— BEGIN —
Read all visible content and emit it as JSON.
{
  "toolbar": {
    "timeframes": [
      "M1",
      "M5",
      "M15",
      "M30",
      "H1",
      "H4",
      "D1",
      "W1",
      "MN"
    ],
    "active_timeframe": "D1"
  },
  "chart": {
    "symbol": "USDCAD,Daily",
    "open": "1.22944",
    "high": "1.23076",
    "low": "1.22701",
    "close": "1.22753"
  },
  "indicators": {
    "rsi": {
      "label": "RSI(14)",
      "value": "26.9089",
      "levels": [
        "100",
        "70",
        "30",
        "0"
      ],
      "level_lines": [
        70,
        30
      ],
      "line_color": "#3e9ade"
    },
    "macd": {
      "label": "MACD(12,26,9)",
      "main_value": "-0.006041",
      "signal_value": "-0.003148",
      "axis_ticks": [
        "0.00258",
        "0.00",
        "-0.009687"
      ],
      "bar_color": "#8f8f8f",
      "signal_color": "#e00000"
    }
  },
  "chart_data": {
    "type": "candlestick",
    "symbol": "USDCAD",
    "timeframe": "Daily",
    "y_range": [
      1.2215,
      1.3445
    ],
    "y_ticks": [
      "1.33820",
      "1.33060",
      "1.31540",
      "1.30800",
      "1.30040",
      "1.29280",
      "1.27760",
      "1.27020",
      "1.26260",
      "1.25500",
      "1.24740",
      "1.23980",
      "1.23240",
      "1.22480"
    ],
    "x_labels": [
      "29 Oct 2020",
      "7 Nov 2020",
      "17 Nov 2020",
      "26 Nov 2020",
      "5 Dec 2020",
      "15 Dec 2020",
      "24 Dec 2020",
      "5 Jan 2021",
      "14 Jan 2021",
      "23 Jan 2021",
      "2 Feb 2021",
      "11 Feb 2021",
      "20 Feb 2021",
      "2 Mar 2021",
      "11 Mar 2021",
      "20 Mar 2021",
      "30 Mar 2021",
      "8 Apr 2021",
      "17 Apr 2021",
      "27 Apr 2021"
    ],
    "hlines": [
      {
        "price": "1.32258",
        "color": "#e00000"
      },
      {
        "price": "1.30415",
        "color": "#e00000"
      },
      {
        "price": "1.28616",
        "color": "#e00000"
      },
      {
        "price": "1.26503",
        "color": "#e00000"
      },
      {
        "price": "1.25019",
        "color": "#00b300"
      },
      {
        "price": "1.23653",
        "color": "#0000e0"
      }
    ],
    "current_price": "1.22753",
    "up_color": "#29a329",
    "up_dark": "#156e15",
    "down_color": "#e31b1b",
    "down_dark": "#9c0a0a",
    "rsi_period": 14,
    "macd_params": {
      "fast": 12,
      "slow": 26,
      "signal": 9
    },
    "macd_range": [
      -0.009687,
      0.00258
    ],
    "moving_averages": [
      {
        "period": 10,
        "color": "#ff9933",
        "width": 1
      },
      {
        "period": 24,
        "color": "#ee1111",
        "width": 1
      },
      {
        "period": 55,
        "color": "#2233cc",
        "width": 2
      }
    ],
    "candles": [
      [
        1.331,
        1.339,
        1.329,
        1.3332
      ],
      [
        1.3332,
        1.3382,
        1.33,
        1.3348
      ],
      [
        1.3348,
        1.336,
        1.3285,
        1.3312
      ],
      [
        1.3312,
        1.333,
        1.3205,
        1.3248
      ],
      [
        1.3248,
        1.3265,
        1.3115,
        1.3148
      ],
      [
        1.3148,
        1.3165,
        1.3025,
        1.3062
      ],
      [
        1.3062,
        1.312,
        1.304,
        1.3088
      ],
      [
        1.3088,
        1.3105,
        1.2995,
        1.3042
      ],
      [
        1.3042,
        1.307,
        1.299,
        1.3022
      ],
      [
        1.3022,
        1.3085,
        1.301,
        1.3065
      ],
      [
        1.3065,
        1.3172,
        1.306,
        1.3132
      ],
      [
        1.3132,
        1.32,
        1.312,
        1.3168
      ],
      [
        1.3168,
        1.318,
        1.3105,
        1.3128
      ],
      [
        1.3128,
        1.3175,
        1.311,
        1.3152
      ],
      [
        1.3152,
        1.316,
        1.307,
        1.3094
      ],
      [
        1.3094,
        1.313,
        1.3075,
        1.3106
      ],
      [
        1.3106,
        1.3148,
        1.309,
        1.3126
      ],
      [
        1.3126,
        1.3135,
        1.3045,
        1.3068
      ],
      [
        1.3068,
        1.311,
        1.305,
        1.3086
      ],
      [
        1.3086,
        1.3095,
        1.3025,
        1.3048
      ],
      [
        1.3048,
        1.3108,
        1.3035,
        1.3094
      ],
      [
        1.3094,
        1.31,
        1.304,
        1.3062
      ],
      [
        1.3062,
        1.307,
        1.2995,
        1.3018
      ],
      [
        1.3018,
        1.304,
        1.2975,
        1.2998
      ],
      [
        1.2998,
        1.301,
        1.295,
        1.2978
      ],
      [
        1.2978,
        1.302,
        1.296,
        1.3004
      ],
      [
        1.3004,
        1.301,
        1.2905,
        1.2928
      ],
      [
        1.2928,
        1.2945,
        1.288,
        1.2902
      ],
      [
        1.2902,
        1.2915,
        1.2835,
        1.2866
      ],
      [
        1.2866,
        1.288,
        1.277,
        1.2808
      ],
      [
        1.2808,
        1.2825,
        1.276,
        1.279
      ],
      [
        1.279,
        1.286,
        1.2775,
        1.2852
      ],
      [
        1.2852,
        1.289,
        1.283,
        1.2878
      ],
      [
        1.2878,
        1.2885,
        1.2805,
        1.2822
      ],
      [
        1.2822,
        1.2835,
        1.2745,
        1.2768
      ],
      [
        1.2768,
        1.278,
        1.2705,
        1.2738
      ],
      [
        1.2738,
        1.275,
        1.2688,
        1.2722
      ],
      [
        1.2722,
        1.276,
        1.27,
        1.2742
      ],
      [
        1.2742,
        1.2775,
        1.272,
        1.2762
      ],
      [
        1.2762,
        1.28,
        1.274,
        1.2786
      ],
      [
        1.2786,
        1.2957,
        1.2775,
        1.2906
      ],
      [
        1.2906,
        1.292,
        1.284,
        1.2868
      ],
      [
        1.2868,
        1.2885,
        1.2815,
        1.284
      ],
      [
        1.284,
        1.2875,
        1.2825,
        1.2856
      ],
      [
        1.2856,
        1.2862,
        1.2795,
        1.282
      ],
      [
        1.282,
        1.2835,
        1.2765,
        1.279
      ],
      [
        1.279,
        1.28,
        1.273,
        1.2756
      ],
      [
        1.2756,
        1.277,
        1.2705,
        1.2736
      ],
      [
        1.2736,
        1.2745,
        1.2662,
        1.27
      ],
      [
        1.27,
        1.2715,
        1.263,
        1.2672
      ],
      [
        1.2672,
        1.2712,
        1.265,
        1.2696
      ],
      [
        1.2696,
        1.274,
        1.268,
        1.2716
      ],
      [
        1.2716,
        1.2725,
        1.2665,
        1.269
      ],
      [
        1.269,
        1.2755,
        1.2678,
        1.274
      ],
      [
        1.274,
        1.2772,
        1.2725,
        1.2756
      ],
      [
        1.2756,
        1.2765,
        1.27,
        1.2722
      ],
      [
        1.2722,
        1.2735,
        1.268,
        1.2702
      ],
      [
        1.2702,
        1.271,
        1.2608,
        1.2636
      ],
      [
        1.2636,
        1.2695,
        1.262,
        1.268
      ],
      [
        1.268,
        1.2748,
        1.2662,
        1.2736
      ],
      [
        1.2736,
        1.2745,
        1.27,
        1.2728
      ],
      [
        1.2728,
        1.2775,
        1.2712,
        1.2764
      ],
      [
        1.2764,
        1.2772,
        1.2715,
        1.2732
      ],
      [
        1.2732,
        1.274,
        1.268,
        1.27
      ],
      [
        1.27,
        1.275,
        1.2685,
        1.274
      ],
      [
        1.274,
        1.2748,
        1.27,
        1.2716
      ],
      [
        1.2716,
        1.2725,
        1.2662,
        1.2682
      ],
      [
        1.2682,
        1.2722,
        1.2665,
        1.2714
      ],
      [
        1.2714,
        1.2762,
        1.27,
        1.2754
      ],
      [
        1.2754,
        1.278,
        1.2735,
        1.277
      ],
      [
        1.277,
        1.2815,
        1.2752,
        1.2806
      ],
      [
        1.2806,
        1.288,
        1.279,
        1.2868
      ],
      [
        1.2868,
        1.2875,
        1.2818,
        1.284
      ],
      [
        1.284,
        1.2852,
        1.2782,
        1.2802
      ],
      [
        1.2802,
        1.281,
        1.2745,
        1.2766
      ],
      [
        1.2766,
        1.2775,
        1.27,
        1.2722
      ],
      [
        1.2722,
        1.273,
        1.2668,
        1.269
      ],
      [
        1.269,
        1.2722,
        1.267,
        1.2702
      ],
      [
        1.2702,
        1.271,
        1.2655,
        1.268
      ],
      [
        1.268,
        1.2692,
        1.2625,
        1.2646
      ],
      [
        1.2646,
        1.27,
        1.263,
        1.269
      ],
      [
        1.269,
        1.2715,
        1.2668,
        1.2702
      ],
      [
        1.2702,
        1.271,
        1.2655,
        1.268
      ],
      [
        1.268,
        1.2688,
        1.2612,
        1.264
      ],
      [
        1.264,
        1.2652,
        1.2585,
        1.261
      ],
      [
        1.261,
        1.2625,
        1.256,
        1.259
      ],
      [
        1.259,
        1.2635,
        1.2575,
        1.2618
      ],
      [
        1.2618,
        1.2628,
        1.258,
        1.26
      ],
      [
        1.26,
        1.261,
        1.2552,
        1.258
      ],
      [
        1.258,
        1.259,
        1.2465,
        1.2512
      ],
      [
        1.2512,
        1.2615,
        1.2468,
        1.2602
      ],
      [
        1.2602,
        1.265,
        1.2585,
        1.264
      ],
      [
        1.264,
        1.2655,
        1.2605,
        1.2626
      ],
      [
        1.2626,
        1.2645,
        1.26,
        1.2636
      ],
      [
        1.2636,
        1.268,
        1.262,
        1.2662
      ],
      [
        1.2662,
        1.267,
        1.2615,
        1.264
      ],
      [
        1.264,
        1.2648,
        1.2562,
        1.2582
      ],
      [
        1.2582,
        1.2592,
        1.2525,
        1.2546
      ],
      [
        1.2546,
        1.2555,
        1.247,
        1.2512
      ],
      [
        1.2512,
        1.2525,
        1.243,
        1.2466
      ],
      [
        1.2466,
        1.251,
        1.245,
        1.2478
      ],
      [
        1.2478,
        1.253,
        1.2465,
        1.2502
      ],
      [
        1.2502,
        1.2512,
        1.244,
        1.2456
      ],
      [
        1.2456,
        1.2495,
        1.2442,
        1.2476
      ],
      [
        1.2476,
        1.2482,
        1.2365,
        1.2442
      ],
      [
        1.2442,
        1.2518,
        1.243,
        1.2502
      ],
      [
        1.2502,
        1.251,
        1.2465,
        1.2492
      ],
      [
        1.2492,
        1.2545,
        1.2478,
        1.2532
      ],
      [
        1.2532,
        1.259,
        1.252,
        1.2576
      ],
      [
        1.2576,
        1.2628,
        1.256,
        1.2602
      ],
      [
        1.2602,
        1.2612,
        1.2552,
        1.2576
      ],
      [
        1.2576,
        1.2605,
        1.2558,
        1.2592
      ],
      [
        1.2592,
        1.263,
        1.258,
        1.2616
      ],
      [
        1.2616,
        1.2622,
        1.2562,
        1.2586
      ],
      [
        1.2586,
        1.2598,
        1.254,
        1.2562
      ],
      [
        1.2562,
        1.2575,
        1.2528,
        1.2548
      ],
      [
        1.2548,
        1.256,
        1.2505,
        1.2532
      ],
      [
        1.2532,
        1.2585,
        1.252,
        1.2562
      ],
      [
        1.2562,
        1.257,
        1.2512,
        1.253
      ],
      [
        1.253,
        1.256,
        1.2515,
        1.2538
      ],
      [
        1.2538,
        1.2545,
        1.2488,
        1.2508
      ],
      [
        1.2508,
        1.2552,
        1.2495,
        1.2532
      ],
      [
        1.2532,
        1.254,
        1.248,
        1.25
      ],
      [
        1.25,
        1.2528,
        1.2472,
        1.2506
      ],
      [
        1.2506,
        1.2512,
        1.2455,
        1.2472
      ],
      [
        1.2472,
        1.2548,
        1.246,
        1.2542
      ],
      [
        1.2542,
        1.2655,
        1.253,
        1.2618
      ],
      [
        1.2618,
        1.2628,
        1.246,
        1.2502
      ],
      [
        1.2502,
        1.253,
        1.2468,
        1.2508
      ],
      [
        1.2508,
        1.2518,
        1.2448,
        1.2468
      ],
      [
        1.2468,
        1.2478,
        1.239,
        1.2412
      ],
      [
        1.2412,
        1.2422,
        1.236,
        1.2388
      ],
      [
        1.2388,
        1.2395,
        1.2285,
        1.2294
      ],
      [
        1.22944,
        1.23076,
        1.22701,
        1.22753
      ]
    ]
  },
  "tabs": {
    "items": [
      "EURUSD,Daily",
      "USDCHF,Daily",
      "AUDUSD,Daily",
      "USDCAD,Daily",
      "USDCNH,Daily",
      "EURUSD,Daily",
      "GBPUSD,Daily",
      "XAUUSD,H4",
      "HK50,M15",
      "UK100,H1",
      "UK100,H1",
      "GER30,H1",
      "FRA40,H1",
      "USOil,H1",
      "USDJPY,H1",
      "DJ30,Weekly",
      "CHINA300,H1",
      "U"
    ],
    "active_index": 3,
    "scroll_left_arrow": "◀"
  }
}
— END —
* AIM OF THE EXERCISE
Search the entries for the word "Daily", then list each line that holds it.

* IN RESPONSE
    "symbol": "USDCAD,Daily",
    "timeframe": "Daily",
      "EURUSD,Daily",
      "USDCHF,Daily",
      "AUDUSD,Daily",
      "USDCAD,Daily",
      "USDCNH,Daily",
      "EURUSD,Daily",
      "GBPUSD,Daily",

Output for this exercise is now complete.